» Estratto del documento

------------------------

Torna a parlare del reddito di cittadinanza il senatore del Pd, Matteo Renzi, criticando la misura introdotta dal governo su spinta Movimento 5 Stelle. Per l’ex presidente del Consiglio, il reddito è “un inno al lavoro nero, è l'elogio a chi non ha voglia di far le cose. Una cosa è dare una mano a chi ha bisogno ed è il reddito di inclusione che abbiamo fatto. Il modello del reddito di cittadinanza crea dipendenza tra il burocrate-politico e l'uomo che deve ricevere il reddito. C'è un pezzo di Italia, soprattutto al Sud, che ha voglia di scommettere sulla qualità, sul mettersi in gioco, ma c'è un pezzo di sud che gioca sull'assistenzialismo”. Renzi parla su Rai 1, a Che tempo che fa, ospite di Fabio Fazio, spiegando che a suo parere il reddito di cittadinanza “non è di sinistra e anche se lo fosse non sarebbe giusto. Una cosa è dare una mano a chi è in difficoltà, ma è di sinistra dare lavoro e non creare dipendenza con i navigator, forestali del terzo millennio”.

------------------------

» Obiettivo del compito
Ricopia parola per parola l'intero estratto qui sopra sulle critiche di Matteo Renzi al reddito di cittadinanza.

------------------------

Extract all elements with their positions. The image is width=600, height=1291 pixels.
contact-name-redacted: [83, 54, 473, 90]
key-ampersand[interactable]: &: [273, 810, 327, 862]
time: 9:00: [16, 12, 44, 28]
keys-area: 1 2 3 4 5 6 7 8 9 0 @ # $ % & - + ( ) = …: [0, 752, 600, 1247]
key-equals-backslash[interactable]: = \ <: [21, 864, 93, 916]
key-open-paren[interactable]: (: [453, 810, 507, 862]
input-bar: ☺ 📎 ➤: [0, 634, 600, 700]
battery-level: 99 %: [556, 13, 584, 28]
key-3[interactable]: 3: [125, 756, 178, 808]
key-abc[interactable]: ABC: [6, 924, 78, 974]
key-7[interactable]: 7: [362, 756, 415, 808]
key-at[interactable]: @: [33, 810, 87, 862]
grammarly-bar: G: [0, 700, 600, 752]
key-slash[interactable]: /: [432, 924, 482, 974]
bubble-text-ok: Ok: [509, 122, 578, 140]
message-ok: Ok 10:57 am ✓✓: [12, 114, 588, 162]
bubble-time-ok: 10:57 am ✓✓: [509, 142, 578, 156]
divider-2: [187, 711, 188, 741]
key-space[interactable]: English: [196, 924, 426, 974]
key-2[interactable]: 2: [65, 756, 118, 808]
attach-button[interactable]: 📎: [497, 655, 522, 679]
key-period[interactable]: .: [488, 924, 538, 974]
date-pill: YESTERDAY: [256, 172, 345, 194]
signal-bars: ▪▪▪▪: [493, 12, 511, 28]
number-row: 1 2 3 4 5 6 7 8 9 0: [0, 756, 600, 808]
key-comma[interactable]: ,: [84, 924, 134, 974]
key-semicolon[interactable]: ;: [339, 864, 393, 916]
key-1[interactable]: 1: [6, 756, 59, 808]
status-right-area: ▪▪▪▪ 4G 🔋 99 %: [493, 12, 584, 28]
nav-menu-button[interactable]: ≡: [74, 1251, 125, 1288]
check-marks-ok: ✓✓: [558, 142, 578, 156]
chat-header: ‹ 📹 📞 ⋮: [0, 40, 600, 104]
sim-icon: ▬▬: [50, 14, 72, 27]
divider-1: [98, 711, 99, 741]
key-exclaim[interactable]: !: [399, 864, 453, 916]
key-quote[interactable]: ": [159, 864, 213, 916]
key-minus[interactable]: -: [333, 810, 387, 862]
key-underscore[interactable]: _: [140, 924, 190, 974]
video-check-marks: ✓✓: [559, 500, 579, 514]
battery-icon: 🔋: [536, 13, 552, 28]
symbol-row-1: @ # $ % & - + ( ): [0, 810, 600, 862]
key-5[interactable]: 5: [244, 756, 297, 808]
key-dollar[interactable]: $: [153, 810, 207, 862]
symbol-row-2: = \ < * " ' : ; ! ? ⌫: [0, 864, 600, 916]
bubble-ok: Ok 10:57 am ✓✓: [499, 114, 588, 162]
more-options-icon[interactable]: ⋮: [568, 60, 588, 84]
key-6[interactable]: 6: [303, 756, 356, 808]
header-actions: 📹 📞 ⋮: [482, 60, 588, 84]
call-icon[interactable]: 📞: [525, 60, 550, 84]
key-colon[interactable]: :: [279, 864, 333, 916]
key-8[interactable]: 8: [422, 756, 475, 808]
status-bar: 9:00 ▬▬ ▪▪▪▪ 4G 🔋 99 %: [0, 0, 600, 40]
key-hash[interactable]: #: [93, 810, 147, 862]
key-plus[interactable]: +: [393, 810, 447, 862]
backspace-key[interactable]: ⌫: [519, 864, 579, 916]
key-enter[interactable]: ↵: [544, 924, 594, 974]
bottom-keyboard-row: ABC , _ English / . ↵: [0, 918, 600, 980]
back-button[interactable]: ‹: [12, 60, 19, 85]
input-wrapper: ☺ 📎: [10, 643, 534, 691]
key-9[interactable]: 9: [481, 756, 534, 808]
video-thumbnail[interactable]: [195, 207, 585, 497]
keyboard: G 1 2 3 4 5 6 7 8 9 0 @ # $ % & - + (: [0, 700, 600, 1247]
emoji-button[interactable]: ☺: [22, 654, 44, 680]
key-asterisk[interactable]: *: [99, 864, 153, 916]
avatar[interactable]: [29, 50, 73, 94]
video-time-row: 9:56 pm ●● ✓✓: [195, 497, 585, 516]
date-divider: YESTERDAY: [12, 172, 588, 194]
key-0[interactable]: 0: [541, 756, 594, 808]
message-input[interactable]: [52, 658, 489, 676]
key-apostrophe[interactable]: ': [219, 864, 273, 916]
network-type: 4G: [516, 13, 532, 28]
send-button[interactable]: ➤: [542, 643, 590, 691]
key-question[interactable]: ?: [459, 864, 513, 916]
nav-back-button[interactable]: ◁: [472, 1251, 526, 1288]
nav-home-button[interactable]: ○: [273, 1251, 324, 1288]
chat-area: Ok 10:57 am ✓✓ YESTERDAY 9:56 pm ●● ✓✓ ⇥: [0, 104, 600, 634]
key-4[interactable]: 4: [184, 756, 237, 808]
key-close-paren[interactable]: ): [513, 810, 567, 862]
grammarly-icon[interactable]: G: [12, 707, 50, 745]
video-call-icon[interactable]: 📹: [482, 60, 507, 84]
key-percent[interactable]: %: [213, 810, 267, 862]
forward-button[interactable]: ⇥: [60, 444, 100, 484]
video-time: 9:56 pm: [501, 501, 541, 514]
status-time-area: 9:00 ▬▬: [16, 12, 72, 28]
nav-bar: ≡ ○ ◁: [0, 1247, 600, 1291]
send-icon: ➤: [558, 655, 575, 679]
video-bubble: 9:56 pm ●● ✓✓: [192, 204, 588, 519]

------------------------

» Risposta scritta
Torna a parlare del reddito di cittadinanza il senatore del Pd, Matteo Renzi, criticando la misura introdotta dal governo su spinta Movimento 5 Stelle. Per l’ex presidente del Consiglio, il reddito è “un inno al lavoro nero, è l'elogio a chi non ha voglia di far le cose. Una cosa è dare una mano a chi ha bisogno ed è il reddito di inclusione che abbiamo fatto. Il modello del reddito di cittadinanza crea dipendenza tra il burocrate-politico e l'uomo che deve ricevere il reddito. C'è un pezzo di Italia, soprattutto al Sud, che ha voglia di scommettere sulla qualità, sul mettersi in gioco, ma c'è un pezzo di sud che gioca sull'assistenzialismo”. Renzi parla su Rai 1, a Che tempo che fa, ospite di Fabio Fazio, spiegando che a suo parere il reddito di cittadinanza “non è di sinistra e anche se lo fosse non sarebbe giusto. Una cosa è dare una mano a chi è in difficoltà, ma è di sinistra dare lavoro e non creare dipendenza con i navigator, forestali del terzo millennio”.